## To do
Reproduce verbatim the listing lines from the line containing "pencil-icon [396,412,413,430]" through the line containing "delete-account-button[interactable] [563,408,585,432]", inclusive.

## The records
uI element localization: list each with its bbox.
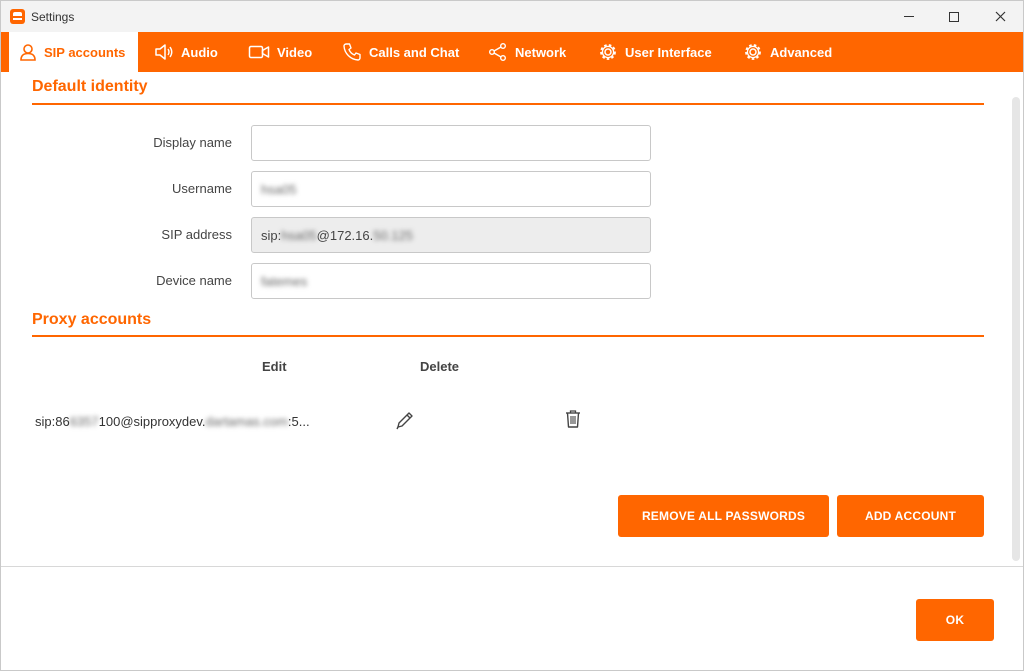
pencil-icon [396,412,413,430]
username-field[interactable]: hsa05 [251,171,651,207]
trash-icon [566,410,580,428]
edit-account-button[interactable] [394,409,418,433]
tab-video[interactable]: Video [238,32,322,72]
tab-calls-and-chat[interactable]: Calls and Chat [332,32,469,72]
ok-button[interactable]: OK [916,599,994,641]
sip-accounts-panel: Default identity Display name Username h… [1,72,1023,566]
proxy-account-address: sip:866357100@sipproxydev.dartamas.com:5… [35,414,310,429]
username-value: hsa05 [261,181,297,197]
tab-audio[interactable]: Audio [144,32,228,72]
tab-label: Video [277,44,313,60]
sip-address-host: @172.16. [316,227,374,243]
section-divider [32,335,984,337]
tab-advanced[interactable]: Advanced [733,32,842,72]
maximize-icon [949,11,959,22]
window-title: Settings [31,10,75,24]
title-bar: Settings [1,1,1023,32]
speaker-icon [155,44,173,60]
maximize-button[interactable] [931,1,977,32]
username-label: Username [172,181,232,196]
sip-address-host-tail: 50.125 [373,227,413,243]
settings-tab-bar: SIP accounts Audio Video Calls and Chat … [1,32,1023,72]
dialog-footer: OK [1,567,1023,670]
phone-icon [343,43,361,61]
default-identity-heading: Default identity [32,78,148,95]
tab-label: User Interface [625,44,712,60]
device-name-label: Device name [156,273,232,288]
tab-user-interface[interactable]: User Interface [588,32,722,72]
settings-window: Settings SIP accounts Audio Video Calls … [0,0,1024,671]
delete-column-header: Delete [420,359,460,374]
delete-account-button[interactable] [563,408,585,432]
sip-address-user: hsa05 [281,227,317,243]
close-button[interactable] [977,1,1023,32]
tab-sip-accounts[interactable]: SIP accounts [9,32,138,72]
section-divider [32,103,984,105]
tab-label: Network [515,44,567,60]
remove-all-passwords-button[interactable]: REMOVE ALL PASSWORDS [618,495,829,537]
edit-column-header: Edit [262,359,287,374]
device-name-field[interactable]: fatemes [251,263,651,299]
gear-icon [600,44,616,60]
minimize-icon [904,16,914,17]
device-name-value: fatemes [261,273,308,289]
sip-address-prefix: sip: [261,227,282,243]
display-name-label: Display name [153,135,232,150]
app-logo-icon [10,9,25,24]
proxy-accounts-heading: Proxy accounts [32,311,152,328]
tab-label: SIP accounts [44,44,126,60]
add-account-button[interactable]: ADD ACCOUNT [837,495,984,537]
sip-address-label: SIP address [161,227,232,242]
vertical-scrollbar[interactable] [1012,97,1020,561]
minimize-button[interactable] [886,1,932,32]
user-icon [20,44,36,61]
tab-label: Advanced [770,44,833,60]
display-name-field[interactable] [251,125,651,161]
tab-label: Audio [181,44,218,60]
gear-icon [745,44,761,60]
sip-address-field: sip: hsa05 @172.16. 50.125 [251,217,651,253]
video-camera-icon [248,45,270,59]
tab-network[interactable]: Network [478,32,576,72]
close-icon [995,11,1005,22]
share-icon [489,43,506,61]
tab-label: Calls and Chat [369,44,460,60]
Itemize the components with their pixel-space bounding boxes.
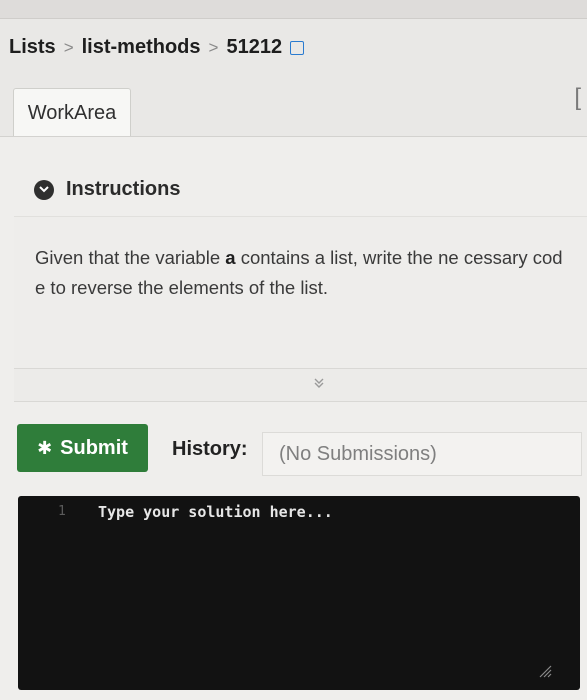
- chevron-down-icon[interactable]: [34, 179, 54, 200]
- external-link-icon[interactable]: [290, 40, 305, 55]
- instructions-text: Given that the variable a contains a lis…: [35, 243, 570, 302]
- gear-icon: ✱: [37, 437, 53, 458]
- code-variable: a: [225, 247, 236, 268]
- line-number: 1: [58, 504, 66, 519]
- history-label: History:: [172, 438, 248, 460]
- breadcrumb-separator: >: [208, 37, 219, 57]
- submit-label: Submit: [60, 436, 128, 459]
- instructions-header[interactable]: Instructions: [34, 178, 180, 201]
- editor-placeholder[interactable]: Type your solution here...: [98, 503, 518, 521]
- breadcrumb-list-methods[interactable]: list-methods: [82, 36, 201, 59]
- expand-bar[interactable]: [14, 368, 587, 402]
- instructions-text-part: Given that the variable: [35, 247, 221, 268]
- breadcrumb-exercise-id: 51212: [226, 36, 283, 58]
- breadcrumb-lists[interactable]: Lists: [9, 36, 56, 59]
- double-chevron-down-icon[interactable]: [313, 376, 325, 392]
- instructions-title: Instructions: [66, 178, 181, 200]
- history-value: (No Submissions): [279, 442, 437, 465]
- bracket-icon: [: [574, 84, 581, 111]
- code-editor[interactable]: 1 Type your solution here...: [18, 496, 580, 690]
- breadcrumb-separator: >: [63, 37, 74, 57]
- submit-button[interactable]: ✱ Submit: [17, 424, 148, 472]
- history-dropdown[interactable]: (No Submissions): [262, 432, 582, 476]
- tab-workarea[interactable]: WorkArea: [13, 88, 131, 137]
- breadcrumb: Lists > list-methods > 51212: [9, 36, 305, 59]
- resize-handle-icon[interactable]: [534, 664, 552, 678]
- tab-workarea-label: WorkArea: [27, 101, 117, 124]
- browser-top-bar: [0, 0, 587, 19]
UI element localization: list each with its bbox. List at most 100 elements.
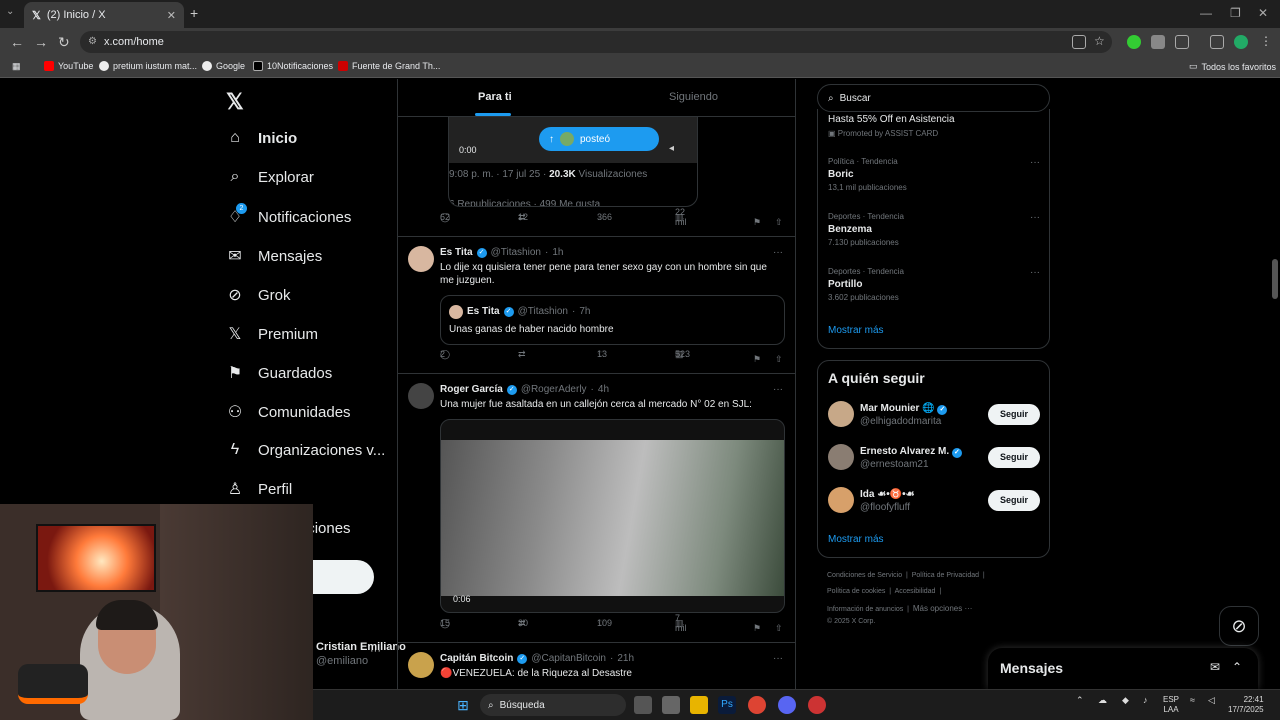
nav-explore[interactable]: ⌕ Explorar — [226, 168, 314, 186]
minimize-icon[interactable]: — — [1200, 6, 1212, 20]
x-logo-icon[interactable]: 𝕏 — [226, 89, 244, 115]
onedrive-icon[interactable]: ☁ — [1098, 695, 1107, 705]
security-icon[interactable]: ◆ — [1122, 695, 1129, 705]
author-name[interactable]: Roger García — [440, 384, 503, 395]
more-icon[interactable]: ··· — [773, 384, 783, 395]
follow-suggestion[interactable]: Ernesto Alvarez M. ✓ @ernestoam21 Seguir — [828, 444, 1040, 474]
maximize-icon[interactable]: ❐ — [1230, 6, 1241, 20]
extensions-puzzle-icon[interactable] — [1175, 35, 1189, 49]
mic-icon[interactable]: ♪ — [1143, 695, 1148, 705]
forward-icon[interactable]: → — [34, 34, 48, 50]
reload-icon[interactable]: ↻ — [58, 34, 70, 51]
avatar[interactable] — [408, 383, 434, 409]
file-explorer-icon[interactable] — [690, 696, 708, 714]
avatar[interactable] — [408, 246, 434, 272]
more-icon[interactable]: ··· — [1030, 212, 1040, 223]
bookmark-youtube[interactable]: YouTube — [44, 61, 93, 71]
clock[interactable]: 22:41 17/7/2025 — [1228, 695, 1264, 715]
follow-suggestion[interactable]: Mar Mounier 🌐 ✓ @elhigadodmarita Seguir — [828, 401, 1040, 431]
trend-item[interactable]: Deportes · Tendencia Benzema 7.130 publi… — [828, 212, 1040, 247]
grok-fab-button[interactable]: ⊘ — [1219, 606, 1259, 646]
quoted-tweet[interactable]: Es Tita ✓ @Titashion · 7h Unas ganas de ha… — [440, 295, 785, 345]
follow-button[interactable]: Seguir — [988, 490, 1040, 511]
close-tab-icon[interactable]: ✕ — [167, 9, 176, 22]
reading-list-icon[interactable] — [1210, 35, 1224, 49]
volume-icon[interactable]: ◁ — [1208, 695, 1215, 705]
nav-communities[interactable]: ⚇ Comunidades — [226, 402, 351, 422]
posted-pill-button[interactable]: ↑ posteó — [539, 127, 659, 151]
tab-for-you[interactable]: Para ti — [478, 91, 512, 103]
wifi-icon[interactable]: ≈ — [1190, 695, 1195, 705]
photoshop-icon[interactable]: Ps — [718, 696, 736, 714]
profile-avatar[interactable] — [1234, 35, 1248, 49]
tray-chevron-icon[interactable]: ⌃ — [1076, 695, 1084, 705]
video-card[interactable]: 0:00 ↑ posteó ◂ 9:08 p. m. · 17 jul 25 ·… — [448, 117, 698, 207]
nav-profile[interactable]: ♙ Perfil — [226, 479, 292, 499]
new-tab-icon[interactable]: + — [190, 5, 198, 21]
language-indicator[interactable]: ESP LAA — [1163, 695, 1179, 715]
more-icon[interactable]: ··· — [1030, 267, 1040, 278]
author-name[interactable]: Capitán Bitcoin — [440, 653, 513, 664]
show-more-trends-link[interactable]: Mostrar más — [828, 325, 884, 336]
bookmark-post-icon[interactable]: ⚑ — [753, 623, 761, 634]
taskbar-search[interactable]: ⌕ Búsqueda — [480, 694, 626, 716]
bookmark-notificaciones[interactable]: 10Notificaciones — [253, 61, 333, 71]
author-handle[interactable]: @CapitanBitcoin — [531, 653, 606, 664]
tweet-time[interactable]: 1h — [552, 247, 563, 258]
nav-organizations[interactable]: ϟ Organizaciones v... — [226, 441, 386, 459]
avatar[interactable] — [408, 652, 434, 678]
tweet-time[interactable]: 21h — [617, 653, 634, 664]
share-icon[interactable]: ⇧ — [775, 623, 783, 634]
bookmark-post-icon[interactable]: ⚑ — [753, 217, 761, 228]
more-icon[interactable]: ··· — [773, 653, 783, 664]
chrome-icon[interactable] — [748, 696, 766, 714]
tab-following[interactable]: Siguiendo — [669, 91, 718, 103]
more-icon[interactable]: ··· — [773, 247, 783, 258]
nav-premium[interactable]: 𝕏 Premium — [226, 324, 318, 344]
share-icon[interactable]: ⇧ — [775, 354, 783, 365]
browser-menu-icon[interactable]: ⋮ — [1260, 34, 1272, 48]
windows-start-icon[interactable]: ⊞ — [454, 696, 472, 714]
trend-item[interactable]: Deportes · Tendencia Portillo 3.602 publ… — [828, 267, 1040, 302]
extension-icon[interactable] — [1151, 35, 1165, 49]
browser-tab[interactable]: 𝕏 (2) Inicio / X ✕ — [24, 2, 184, 28]
extension-green-icon[interactable] — [1127, 35, 1141, 49]
promo-title[interactable]: Hasta 55% Off en Asistencia — [828, 114, 955, 125]
close-window-icon[interactable]: ✕ — [1258, 6, 1268, 20]
trend-item[interactable]: Política · Tendencia Boric 13,1 mil publ… — [828, 157, 1040, 192]
nav-home[interactable]: ⌂ Inicio — [226, 129, 297, 147]
bookmark-grand-theft[interactable]: Fuente de Grand Th... — [338, 61, 440, 71]
all-bookmarks[interactable]: ▭ Todos los favoritos — [1189, 61, 1276, 72]
app-icon[interactable] — [662, 696, 680, 714]
tab-search-icon[interactable]: ⌄ — [6, 6, 14, 17]
tweet-time[interactable]: 4h — [598, 384, 609, 395]
search-input[interactable]: ⌕ Buscar — [817, 84, 1050, 112]
discord-icon[interactable] — [778, 696, 796, 714]
new-message-icon[interactable]: ✉ — [1210, 660, 1220, 674]
bookmark-star-icon[interactable]: ☆ — [1094, 34, 1105, 48]
back-icon[interactable]: ← — [10, 34, 24, 50]
author-name[interactable]: Es Tita — [440, 247, 473, 258]
more-icon[interactable]: ··· — [1030, 157, 1040, 168]
mute-icon[interactable]: ◂ — [669, 143, 674, 154]
share-icon[interactable]: ⇧ — [775, 217, 783, 228]
author-handle[interactable]: @RogerAderly — [521, 384, 587, 395]
task-view-icon[interactable] — [634, 696, 652, 714]
expand-icon[interactable]: ⌃ — [1232, 660, 1242, 674]
bookmark-post-icon[interactable]: ⚑ — [753, 354, 761, 365]
site-info-icon[interactable]: ⚙ — [88, 36, 97, 47]
nav-grok[interactable]: ⊘ Grok — [226, 285, 290, 305]
bookmark-google[interactable]: Google — [202, 61, 245, 71]
show-more-follow-link[interactable]: Mostrar más — [828, 534, 884, 545]
scrollbar[interactable] — [1272, 259, 1278, 299]
follow-suggestion[interactable]: Ida ☙•♉•☙ @floofyfluff Seguir — [828, 487, 1040, 517]
app-icon[interactable] — [808, 696, 826, 714]
nav-bookmarks[interactable]: ⚑ Guardados — [226, 363, 332, 383]
nav-notifications[interactable]: ♢ 2 Notificaciones — [226, 203, 351, 227]
install-app-icon[interactable] — [1072, 35, 1086, 49]
follow-button[interactable]: Seguir — [988, 404, 1040, 425]
bookmark-pretium[interactable]: pretium iustum mat... — [99, 61, 197, 71]
apps-grid-icon[interactable]: ▦ — [12, 61, 21, 72]
nav-messages[interactable]: ✉ Mensajes — [226, 246, 322, 266]
tweet-video[interactable]: 0:06 — [440, 419, 785, 613]
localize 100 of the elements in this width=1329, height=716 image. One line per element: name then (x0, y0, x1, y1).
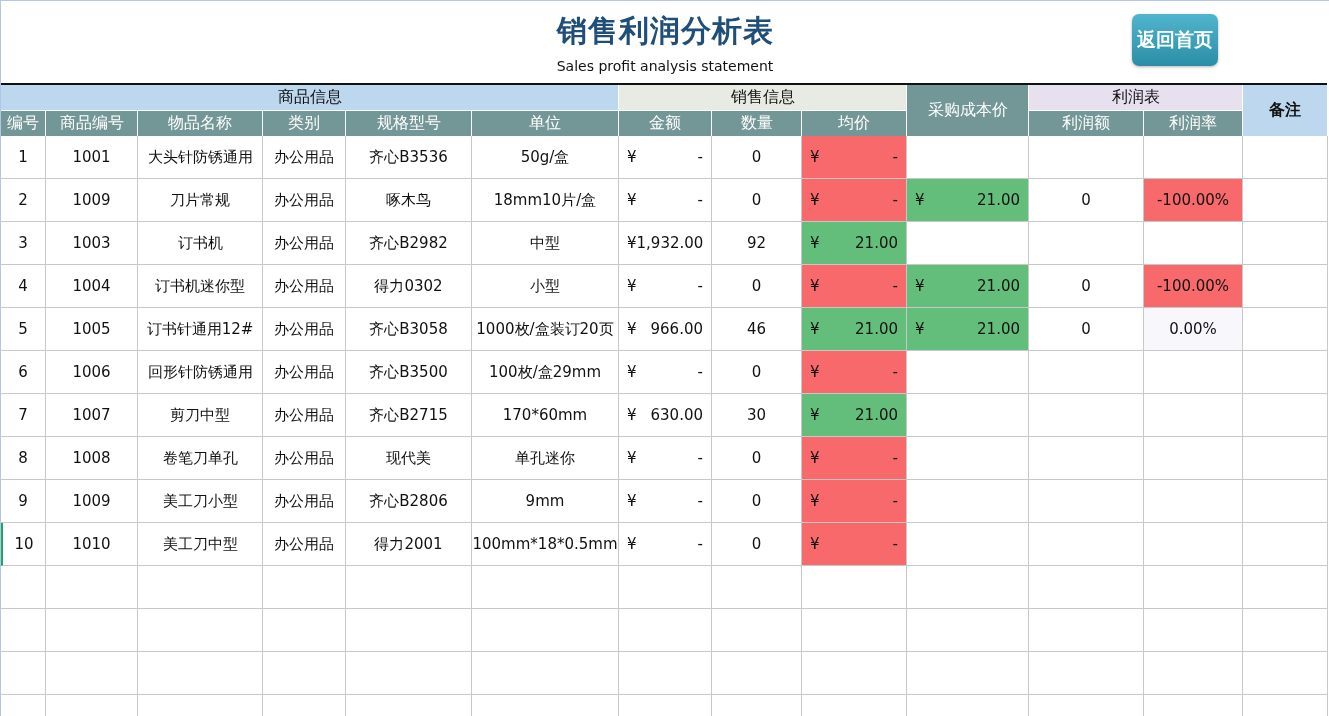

## Expected answer
pencil-icon [396,412,413,430]
username-field[interactable]: hsa05 [251,171,651,207]
trash-icon [566,410,580,428]
edit-account-button[interactable] [394,409,418,433]
tab-video[interactable]: Video [238,32,322,72]
tab-calls-and-chat[interactable]: Calls and Chat [332,32,469,72]
ok-button[interactable]: OK [916,599,994,641]
sip-accounts-panel: Default identity Display name Username h… [1,72,1023,566]
proxy-account-address: sip:866357100@sipproxydev.dartamas.com:5… [35,414,310,429]
username-value: hsa05 [261,181,297,197]
tab-audio[interactable]: Audio [144,32,228,72]
tab-label: Video [277,44,313,60]
sip-address-host: @172.16. [316,227,374,243]
section-divider [32,335,984,337]
tab-advanced[interactable]: Advanced [733,32,842,72]
maximize-icon [949,11,959,22]
window-title: Settings [31,10,75,24]
title-bar: Settings [1,1,1023,32]
speaker-icon [155,44,173,60]
maximize-button[interactable] [931,1,977,32]
username-label: Username [172,181,232,196]
sip-address-host-tail: 50.125 [373,227,413,243]
settings-tab-bar: SIP accounts Audio Video Calls and Chat … [1,32,1023,72]
dialog-footer: OK [1,567,1023,670]
phone-icon [343,43,361,61]
default-identity-heading: Default identity [32,78,148,95]
tab-label: User Interface [625,44,712,60]
device-name-label: Device name [156,273,232,288]
tab-user-interface[interactable]: User Interface [588,32,722,72]
settings-window: Settings SIP accounts Audio Video Calls … [0,0,1024,671]
delete-column-header: Delete [420,359,460,374]
delete-account-button[interactable] [563,408,585,432]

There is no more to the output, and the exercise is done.